#### Problem:
In the text on US interventions in Latin America, which president sent troops to the Dominican Republic, and whom did they overthrow?

#### Text:

What do Dwight Eisenhower, Lyndon Johnson and Richard Nixon have in common? The three of them, being presidents of the United States, organised campaigns to overthrow democratically elected governments in Latin American countries. In the case of Eisenhower, he organised an invasion against Jacobo Arbenz in Guatemala in 1954. Johnson sent troops to the Dominican Republic to overthrow Juan Bosch in 1965. Nixon and his National Security Adviser, Henry Kissinger, intervened in Chile, in 1973, to put an end to the government of Popular Unity and assassinate Salvador Allende.
These are three examples of a long list of invasions and interventions on the part of the US to interrupt democratic political processes in Latin America. We should add to the list all the other countries – with few exceptions – that have suffered invasions, coups or interventions over more than a century. In the 21st century, we can add ‘parliamentary’ coups against democratically elected presidents in Paraguay and Brazil, as well as the case of Honduras.

#### Entries shown:
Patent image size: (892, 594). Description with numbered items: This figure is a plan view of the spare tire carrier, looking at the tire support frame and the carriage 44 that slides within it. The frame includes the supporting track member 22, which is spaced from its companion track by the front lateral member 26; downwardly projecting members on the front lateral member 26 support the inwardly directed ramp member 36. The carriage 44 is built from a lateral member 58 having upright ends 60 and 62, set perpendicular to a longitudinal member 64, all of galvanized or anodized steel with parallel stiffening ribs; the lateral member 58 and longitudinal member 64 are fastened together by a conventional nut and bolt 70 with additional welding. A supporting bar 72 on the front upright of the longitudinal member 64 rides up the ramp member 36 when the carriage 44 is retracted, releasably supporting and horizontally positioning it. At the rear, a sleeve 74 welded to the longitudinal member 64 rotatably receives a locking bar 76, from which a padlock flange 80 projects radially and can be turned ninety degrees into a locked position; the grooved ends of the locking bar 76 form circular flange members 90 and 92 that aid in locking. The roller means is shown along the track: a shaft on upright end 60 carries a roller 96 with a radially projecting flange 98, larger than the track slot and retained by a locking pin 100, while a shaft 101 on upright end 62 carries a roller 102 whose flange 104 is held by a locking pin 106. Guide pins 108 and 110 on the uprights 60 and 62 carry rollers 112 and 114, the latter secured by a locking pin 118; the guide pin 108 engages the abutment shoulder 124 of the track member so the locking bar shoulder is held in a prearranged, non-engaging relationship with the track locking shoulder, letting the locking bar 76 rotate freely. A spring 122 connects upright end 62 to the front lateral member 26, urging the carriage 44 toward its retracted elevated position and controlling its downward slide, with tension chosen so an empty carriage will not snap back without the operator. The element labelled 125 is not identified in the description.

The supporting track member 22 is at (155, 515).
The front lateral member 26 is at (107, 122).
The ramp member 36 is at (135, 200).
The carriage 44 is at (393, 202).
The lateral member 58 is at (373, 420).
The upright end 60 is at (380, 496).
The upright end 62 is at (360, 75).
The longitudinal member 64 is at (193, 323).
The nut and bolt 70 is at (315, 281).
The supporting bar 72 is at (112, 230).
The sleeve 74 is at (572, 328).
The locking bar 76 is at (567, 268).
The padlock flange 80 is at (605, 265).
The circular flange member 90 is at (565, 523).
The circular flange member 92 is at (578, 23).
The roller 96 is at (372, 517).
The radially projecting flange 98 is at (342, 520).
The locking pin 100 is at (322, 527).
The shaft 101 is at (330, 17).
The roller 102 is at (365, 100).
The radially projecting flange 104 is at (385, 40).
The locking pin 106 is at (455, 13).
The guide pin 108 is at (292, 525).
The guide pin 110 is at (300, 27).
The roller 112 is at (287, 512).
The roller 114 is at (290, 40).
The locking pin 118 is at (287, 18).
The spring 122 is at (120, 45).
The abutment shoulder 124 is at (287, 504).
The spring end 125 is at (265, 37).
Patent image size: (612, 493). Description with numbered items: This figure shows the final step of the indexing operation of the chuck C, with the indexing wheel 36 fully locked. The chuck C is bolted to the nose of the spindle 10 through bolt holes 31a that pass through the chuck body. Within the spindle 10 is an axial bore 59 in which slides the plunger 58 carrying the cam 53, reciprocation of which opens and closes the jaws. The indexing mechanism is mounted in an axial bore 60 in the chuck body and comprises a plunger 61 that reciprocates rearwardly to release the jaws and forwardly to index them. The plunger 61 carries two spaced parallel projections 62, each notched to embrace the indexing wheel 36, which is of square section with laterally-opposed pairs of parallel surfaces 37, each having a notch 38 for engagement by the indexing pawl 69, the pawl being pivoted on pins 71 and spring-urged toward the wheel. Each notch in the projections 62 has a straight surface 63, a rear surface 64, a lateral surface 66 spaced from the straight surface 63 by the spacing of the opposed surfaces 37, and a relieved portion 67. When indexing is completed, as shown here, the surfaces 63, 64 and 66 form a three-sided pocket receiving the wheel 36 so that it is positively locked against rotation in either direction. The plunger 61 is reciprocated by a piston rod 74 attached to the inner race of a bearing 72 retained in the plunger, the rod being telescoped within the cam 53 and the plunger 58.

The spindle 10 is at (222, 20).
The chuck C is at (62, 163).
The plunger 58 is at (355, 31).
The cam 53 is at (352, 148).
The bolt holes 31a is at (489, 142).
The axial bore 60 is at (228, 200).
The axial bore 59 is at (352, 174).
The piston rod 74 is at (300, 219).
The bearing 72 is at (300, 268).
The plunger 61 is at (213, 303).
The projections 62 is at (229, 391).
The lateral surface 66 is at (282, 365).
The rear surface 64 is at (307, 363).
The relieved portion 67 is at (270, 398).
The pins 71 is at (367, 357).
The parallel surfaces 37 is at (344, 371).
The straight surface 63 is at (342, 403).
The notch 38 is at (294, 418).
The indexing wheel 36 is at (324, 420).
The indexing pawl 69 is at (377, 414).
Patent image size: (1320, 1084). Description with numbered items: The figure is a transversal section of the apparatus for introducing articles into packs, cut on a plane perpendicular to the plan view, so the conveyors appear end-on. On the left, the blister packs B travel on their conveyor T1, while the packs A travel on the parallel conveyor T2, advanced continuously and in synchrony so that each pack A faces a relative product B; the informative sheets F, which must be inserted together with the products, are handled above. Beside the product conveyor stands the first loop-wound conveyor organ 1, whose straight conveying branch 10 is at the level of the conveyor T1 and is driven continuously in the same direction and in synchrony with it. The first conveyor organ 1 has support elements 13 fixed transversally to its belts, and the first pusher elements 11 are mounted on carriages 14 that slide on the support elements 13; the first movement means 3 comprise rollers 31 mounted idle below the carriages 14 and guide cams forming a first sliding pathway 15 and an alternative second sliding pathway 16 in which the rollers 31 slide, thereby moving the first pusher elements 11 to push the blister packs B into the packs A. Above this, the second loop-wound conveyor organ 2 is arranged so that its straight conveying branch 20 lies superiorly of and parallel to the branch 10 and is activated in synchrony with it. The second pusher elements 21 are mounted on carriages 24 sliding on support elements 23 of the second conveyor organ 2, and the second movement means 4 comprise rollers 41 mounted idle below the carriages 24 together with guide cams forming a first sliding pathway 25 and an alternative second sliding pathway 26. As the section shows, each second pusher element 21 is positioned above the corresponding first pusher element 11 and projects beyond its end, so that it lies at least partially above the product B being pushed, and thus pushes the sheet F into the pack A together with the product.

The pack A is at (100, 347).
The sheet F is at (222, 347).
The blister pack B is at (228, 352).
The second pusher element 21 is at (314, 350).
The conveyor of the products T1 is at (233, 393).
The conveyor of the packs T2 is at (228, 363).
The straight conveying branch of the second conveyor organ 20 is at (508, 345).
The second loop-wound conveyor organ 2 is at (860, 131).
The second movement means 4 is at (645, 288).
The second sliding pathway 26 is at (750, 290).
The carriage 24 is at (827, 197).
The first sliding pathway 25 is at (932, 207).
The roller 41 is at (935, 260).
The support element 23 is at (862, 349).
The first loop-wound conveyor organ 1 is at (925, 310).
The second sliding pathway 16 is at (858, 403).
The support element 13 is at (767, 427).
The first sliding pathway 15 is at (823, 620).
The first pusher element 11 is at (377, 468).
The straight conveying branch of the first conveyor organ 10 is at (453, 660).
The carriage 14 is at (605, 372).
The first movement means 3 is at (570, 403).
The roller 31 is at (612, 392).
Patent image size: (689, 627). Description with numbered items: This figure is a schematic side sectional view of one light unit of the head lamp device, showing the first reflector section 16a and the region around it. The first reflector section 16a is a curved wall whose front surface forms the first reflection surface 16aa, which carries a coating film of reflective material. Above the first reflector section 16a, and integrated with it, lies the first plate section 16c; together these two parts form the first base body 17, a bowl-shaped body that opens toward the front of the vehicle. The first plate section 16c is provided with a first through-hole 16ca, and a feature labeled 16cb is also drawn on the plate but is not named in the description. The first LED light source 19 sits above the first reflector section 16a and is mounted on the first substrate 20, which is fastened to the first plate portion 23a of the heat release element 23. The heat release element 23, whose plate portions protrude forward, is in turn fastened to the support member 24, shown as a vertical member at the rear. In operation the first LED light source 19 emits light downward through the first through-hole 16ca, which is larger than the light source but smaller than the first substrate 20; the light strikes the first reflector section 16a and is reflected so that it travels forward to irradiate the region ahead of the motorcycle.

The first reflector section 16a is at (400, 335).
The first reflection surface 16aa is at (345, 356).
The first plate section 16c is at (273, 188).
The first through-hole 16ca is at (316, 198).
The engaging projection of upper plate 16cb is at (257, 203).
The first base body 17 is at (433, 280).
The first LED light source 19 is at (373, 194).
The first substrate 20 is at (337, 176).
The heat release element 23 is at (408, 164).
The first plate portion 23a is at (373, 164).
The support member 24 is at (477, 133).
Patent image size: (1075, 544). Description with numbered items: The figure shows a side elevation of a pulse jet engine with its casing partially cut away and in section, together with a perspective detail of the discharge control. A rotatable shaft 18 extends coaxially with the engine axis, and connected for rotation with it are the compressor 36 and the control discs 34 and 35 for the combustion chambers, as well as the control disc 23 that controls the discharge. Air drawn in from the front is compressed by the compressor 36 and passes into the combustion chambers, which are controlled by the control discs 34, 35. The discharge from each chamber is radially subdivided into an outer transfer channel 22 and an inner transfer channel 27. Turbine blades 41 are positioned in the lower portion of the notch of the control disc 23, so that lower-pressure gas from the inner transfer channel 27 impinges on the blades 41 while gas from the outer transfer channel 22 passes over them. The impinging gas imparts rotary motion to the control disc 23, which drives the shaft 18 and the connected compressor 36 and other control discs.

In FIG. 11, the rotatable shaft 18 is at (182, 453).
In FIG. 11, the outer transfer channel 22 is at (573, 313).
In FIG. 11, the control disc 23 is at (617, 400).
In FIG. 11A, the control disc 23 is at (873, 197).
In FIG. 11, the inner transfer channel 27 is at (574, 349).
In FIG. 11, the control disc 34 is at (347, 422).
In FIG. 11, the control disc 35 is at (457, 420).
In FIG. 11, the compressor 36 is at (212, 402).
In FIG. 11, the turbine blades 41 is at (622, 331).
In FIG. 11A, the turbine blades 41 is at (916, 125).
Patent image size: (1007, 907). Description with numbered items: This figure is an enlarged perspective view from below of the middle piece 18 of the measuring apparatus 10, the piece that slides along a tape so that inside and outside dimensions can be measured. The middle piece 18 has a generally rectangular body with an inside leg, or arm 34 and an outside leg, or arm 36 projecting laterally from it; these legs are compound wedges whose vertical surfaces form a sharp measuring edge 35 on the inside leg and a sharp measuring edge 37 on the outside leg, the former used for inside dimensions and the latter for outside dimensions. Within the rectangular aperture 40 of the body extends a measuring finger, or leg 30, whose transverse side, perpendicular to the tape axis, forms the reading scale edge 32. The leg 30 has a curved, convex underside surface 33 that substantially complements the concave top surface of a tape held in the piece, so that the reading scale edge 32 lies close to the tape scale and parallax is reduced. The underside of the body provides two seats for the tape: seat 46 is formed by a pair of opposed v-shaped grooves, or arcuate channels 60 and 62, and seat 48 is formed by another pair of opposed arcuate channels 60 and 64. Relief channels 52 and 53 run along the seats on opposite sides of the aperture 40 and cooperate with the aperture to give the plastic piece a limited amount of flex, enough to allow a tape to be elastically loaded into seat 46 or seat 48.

#### Result:
Lyndon Johnson, to overthrow Juan Bosch in 1965.